Brano scelto:

Tutta la popolazione mondiale ne è esposta. Tutti abbiamo un po’ di PFAS nel sangue.

Una volta che queste sostanze chimiche generate dall’uomo entrano nel nostro corpo, il nostro organismo le scambia per ormoni e le trattiene. Ci mettiamo anni ad eliminarli e mentre sono nel nostro sangue e nei nostri tessuti sono un fattore di rischio per numerose malattie.

Proprio per tutelare la salute dei nostri figli ci siamo messe in prima linea per cercare di far capire la necessità improrogabile di avere dei limiti. Il cammino è lungo non riusciamo a vederne la fine.

Il primo passo è stato chiedere i limiti pari a zero per l’acqua del nostro acquedotto; poi abbiamo chiesto che tale limite fosse assunto a livello regionale e ora il Veneto è l’unica regione che abbia posto i limiti per queste sostanze e i gestori degli acquedotti sono obbligati a cercarli. Tuttavia la Regione Veneto, pur avendo fissato dei limiti più stringenti di tutti, non ha attuato una seria politica di prevenzione, controllo e tutela delle acque. Da due anni chiediamo al Ministro dell’ambiente, Galletti prima e Costa poi, di fissare i limiti a livello nazionale e abbiamo ricevuto tante promesse ma nessuna azione concreta.

Abbiamo anche richiesto alla commissione che si occupa della direttiva sull’acqua a consumo umano di valutare l’impatto di queste sostanze per la salute umana, chiedendo anche a loro di fissare i limiti a livello europeo. La sensibilizzazione ha portato all’avvio di commissioni tecniche o studi da cui attendiamo ulteriori risultati.

Compito assegnato 1:
Riporta parola per parola il brano sui PFAS, da "Tutta la popolazione" a "vederne la fine.".
Compito assegnato 2:
Traduci in inglese questa frase del brano sui PFAS: «Una volta che queste sostanze chimiche generate dall’uomo entrano nel nostro corpo, il nostro organismo le scambia per ormoni e le trattiene.»

Estratto dei dati:
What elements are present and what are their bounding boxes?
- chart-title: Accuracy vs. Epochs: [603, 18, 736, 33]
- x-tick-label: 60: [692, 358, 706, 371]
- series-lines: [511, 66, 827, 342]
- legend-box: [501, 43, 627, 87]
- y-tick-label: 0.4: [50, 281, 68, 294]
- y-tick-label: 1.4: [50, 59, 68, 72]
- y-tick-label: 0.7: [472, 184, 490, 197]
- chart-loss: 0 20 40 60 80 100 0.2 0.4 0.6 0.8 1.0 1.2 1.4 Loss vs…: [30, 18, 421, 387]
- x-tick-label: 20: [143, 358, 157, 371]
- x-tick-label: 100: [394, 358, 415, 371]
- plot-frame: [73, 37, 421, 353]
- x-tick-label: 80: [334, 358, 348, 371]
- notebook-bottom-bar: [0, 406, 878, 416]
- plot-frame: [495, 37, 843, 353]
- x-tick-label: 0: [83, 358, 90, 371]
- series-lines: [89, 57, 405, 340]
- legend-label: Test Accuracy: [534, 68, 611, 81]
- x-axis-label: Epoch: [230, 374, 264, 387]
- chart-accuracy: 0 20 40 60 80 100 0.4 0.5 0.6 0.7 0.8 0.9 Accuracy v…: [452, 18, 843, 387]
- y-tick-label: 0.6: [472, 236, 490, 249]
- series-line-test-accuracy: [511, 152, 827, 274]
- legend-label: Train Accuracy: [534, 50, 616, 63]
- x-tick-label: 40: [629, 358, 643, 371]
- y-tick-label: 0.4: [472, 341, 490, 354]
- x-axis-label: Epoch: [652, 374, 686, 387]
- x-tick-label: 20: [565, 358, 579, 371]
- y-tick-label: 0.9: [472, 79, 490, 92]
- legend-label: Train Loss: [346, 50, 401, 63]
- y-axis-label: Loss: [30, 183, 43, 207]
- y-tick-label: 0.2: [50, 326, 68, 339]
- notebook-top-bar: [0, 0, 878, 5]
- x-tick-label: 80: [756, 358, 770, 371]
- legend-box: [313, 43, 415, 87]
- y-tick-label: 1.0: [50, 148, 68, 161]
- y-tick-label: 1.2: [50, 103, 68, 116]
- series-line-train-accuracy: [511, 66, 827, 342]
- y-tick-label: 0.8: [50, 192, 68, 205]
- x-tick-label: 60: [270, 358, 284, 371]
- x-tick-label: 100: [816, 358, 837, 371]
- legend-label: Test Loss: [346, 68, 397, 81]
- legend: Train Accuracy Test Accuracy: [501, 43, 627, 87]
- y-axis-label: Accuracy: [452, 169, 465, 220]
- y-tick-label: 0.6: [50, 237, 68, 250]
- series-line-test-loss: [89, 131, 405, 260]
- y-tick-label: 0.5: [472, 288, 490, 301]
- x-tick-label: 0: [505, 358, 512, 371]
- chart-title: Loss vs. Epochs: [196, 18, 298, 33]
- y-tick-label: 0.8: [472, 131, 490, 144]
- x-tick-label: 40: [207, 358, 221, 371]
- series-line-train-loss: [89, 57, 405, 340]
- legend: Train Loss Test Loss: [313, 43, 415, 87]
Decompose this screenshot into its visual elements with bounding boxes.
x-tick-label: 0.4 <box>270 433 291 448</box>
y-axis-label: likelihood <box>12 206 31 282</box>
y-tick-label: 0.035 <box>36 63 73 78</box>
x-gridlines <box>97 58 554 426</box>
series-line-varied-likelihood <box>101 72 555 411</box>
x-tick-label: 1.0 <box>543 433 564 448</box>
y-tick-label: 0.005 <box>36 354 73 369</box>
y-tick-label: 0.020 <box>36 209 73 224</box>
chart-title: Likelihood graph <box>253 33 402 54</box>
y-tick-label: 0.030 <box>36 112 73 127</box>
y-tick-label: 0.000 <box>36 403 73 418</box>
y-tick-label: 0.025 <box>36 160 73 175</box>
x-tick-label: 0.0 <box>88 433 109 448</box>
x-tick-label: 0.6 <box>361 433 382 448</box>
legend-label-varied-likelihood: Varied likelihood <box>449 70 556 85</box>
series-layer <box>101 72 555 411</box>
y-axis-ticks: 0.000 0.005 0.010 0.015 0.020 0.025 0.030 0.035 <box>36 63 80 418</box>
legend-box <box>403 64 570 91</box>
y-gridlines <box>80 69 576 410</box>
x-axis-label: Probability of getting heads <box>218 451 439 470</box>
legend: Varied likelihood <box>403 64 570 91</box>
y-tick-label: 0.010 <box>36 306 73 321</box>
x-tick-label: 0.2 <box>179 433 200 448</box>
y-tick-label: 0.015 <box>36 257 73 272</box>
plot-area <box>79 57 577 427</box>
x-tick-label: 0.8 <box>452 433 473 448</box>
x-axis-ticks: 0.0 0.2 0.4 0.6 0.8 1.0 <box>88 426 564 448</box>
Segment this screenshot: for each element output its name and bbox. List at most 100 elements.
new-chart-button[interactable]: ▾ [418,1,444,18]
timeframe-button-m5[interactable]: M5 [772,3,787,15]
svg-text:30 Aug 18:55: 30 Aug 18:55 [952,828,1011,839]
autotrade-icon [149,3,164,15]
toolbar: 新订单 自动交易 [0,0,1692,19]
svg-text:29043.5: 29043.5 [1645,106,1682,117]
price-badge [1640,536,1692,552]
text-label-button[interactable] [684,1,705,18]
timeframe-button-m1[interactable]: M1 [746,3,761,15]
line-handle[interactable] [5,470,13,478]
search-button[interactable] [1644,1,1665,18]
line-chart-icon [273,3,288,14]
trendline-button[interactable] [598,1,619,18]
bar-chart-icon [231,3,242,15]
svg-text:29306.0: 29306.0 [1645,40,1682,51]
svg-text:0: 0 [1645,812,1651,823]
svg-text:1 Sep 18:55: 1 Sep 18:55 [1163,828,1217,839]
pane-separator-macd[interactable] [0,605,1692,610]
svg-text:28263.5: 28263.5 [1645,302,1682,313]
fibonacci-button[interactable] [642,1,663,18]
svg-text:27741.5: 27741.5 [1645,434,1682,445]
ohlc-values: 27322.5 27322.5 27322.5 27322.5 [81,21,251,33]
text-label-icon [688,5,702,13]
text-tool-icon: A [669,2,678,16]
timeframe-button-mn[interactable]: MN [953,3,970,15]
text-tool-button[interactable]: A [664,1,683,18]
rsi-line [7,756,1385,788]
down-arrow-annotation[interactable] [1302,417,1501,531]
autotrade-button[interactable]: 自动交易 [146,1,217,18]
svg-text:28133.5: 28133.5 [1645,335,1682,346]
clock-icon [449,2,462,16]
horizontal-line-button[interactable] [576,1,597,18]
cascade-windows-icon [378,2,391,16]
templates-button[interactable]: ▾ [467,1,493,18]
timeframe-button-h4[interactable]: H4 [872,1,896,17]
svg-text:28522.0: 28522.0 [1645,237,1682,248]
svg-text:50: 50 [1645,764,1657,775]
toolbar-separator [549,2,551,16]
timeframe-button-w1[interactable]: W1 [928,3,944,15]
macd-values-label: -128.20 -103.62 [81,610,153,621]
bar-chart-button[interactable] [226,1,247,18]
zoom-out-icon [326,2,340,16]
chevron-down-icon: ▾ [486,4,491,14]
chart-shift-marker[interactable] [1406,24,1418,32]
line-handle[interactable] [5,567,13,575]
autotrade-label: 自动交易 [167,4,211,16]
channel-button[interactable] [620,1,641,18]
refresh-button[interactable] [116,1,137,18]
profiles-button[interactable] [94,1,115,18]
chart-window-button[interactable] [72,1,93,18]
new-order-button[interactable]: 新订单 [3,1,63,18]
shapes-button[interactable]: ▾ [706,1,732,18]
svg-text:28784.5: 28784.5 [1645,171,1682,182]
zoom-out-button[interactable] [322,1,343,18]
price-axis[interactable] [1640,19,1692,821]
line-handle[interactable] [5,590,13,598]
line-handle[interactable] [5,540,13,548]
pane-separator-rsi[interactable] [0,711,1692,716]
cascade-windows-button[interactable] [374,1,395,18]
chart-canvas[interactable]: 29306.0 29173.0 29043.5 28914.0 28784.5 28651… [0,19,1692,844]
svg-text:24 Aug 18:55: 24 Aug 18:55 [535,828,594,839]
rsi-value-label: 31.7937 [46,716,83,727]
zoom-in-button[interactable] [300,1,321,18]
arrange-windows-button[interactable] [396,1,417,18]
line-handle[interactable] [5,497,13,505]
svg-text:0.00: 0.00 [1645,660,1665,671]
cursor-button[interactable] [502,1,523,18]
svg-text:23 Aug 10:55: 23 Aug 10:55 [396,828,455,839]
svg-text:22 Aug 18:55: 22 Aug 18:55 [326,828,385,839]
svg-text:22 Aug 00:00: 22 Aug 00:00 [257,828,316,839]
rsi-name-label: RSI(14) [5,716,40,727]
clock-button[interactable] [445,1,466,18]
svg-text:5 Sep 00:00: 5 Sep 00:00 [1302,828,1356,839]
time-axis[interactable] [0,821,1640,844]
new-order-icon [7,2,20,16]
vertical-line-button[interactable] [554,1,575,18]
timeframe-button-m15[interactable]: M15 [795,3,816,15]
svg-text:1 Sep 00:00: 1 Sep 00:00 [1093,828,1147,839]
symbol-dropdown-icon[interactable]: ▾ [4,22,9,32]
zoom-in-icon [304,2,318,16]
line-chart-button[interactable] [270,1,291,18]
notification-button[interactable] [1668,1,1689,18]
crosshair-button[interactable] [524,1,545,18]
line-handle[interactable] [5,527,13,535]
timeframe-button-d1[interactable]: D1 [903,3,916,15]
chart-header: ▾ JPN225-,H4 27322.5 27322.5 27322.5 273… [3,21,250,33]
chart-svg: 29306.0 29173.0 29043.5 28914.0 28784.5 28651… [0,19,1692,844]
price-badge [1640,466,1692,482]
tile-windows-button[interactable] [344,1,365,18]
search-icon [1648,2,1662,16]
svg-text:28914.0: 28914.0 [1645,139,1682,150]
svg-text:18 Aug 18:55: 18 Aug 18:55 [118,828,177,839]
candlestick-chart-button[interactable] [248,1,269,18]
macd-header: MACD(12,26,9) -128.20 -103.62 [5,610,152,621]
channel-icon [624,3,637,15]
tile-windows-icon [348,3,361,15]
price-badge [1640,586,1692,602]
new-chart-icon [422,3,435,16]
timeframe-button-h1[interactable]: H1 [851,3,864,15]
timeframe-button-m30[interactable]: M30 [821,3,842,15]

Risultato 1:
Tutta la popolazione mondiale ne è esposta. Tutti abbiamo un po’ di PFAS nel sangue.

Una volta che queste sostanze chimiche generate dall’uomo entrano nel nostro corpo, il nostro organismo le scambia per ormoni e le trattiene. Ci mettiamo anni ad eliminarli e mentre sono nel nostro sangue e nei nostri tessuti sono un fattore di rischio per numerose malattie.

Proprio per tutelare la salute dei nostri figli ci siamo messe in prima linea per cercare di far capire la necessità improrogabile di avere dei limiti. Il cammino è lungo non riusciamo a vederne la fine.

Risultato 2:
Once these man-made chemicals enter our body, our organism mistakes them for hormones and retains them.